### What needs to be done
Print every line of the listing exactly, please.

(Records from a collection of figures)
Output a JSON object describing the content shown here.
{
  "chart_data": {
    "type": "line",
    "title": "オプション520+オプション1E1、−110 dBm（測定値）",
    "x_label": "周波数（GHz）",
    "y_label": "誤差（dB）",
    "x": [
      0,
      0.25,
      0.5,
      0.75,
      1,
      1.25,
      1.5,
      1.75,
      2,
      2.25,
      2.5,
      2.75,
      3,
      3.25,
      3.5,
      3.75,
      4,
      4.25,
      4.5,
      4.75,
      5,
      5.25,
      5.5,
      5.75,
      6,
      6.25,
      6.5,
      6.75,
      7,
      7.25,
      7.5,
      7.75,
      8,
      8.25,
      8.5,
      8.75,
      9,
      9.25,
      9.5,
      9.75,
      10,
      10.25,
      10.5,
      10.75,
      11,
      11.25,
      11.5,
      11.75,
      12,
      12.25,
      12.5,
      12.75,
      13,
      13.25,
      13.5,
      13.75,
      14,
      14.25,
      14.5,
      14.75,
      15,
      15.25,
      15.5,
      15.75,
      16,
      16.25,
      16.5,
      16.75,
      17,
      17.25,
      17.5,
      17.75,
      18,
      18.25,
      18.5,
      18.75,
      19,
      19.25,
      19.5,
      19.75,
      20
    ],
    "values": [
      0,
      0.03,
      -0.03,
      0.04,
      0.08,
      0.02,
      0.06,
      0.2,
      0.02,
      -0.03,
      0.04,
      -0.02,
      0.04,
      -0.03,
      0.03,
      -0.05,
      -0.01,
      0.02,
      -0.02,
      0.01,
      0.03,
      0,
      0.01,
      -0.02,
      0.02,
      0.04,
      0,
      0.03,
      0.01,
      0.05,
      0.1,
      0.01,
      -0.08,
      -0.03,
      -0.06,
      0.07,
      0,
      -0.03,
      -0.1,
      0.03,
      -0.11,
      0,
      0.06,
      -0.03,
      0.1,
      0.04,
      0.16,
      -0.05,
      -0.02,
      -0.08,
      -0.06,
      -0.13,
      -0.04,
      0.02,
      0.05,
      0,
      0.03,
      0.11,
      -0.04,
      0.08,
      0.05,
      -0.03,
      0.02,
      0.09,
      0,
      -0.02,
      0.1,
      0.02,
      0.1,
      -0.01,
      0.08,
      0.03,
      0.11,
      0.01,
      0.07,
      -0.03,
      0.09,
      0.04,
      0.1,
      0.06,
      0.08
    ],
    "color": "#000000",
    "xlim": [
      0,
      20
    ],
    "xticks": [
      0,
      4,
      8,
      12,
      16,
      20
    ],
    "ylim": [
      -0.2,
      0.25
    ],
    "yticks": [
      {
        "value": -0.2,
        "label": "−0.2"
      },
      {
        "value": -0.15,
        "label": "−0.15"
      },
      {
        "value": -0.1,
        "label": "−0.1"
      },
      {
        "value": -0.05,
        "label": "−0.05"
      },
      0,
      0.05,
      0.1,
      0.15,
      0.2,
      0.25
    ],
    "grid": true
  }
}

### Full output
Output a JSON object describing the content shown here.
{
  "chart_data": {
    "type": "line",
    "title": "オプション520+オプション1E1、−110 dBm（測定値）",
    "x_label": "周波数（GHz）",
    "y_label": "誤差（dB）",
    "x": [
      0,
      0.25,
      0.5,
      0.75,
      1,
      1.25,
      1.5,
      1.75,
      2,
      2.25,
      2.5,
      2.75,
      3,
      3.25,
      3.5,
      3.75,
      4,
      4.25,
      4.5,
      4.75,
      5,
      5.25,
      5.5,
      5.75,
      6,
      6.25,
      6.5,
      6.75,
      7,
      7.25,
      7.5,
      7.75,
      8,
      8.25,
      8.5,
      8.75,
      9,
      9.25,
      9.5,
      9.75,
      10,
      10.25,
      10.5,
      10.75,
      11,
      11.25,
      11.5,
      11.75,
      12,
      12.25,
      12.5,
      12.75,
      13,
      13.25,
      13.5,
      13.75,
      14,
      14.25,
      14.5,
      14.75,
      15,
      15.25,
      15.5,
      15.75,
      16,
      16.25,
      16.5,
      16.75,
      17,
      17.25,
      17.5,
      17.75,
      18,
      18.25,
      18.5,
      18.75,
      19,
      19.25,
      19.5,
      19.75,
      20
    ],
    "values": [
      0,
      0.03,
      -0.03,
      0.04,
      0.08,
      0.02,
      0.06,
      0.2,
      0.02,
      -0.03,
      0.04,
      -0.02,
      0.04,
      -0.03,
      0.03,
      -0.05,
      -0.01,
      0.02,
      -0.02,
      0.01,
      0.03,
      0,
      0.01,
      -0.02,
      0.02,
      0.04,
      0,
      0.03,
      0.01,
      0.05,
      0.1,
      0.01,
      -0.08,
      -0.03,
      -0.06,
      0.07,
      0,
      -0.03,
      -0.1,
      0.03,
      -0.11,
      0,
      0.06,
      -0.03,
      0.1,
      0.04,
      0.16,
      -0.05,
      -0.02,
      -0.08,
      -0.06,
      -0.13,
      -0.04,
      0.02,
      0.05,
      0,
      0.03,
      0.11,
      -0.04,
      0.08,
      0.05,
      -0.03,
      0.02,
      0.09,
      0,
      -0.02,
      0.1,
      0.02,
      0.1,
      -0.01,
      0.08,
      0.03,
      0.11,
      0.01,
      0.07,
      -0.03,
      0.09,
      0.04,
      0.1,
      0.06,
      0.08
    ],
    "color": "#000000",
    "xlim": [
      0,
      20
    ],
    "xticks": [
      0,
      4,
      8,
      12,
      16,
      20
    ],
    "ylim": [
      -0.2,
      0.25
    ],
    "yticks": [
      {
        "value": -0.2,
        "label": "−0.2"
      },
      {
        "value": -0.15,
        "label": "−0.15"
      },
      {
        "value": -0.1,
        "label": "−0.1"
      },
      {
        "value": -0.05,
        "label": "−0.05"
      },
      0,
      0.05,
      0.1,
      0.15,
      0.2,
      0.25
    ],
    "grid": true
  }
}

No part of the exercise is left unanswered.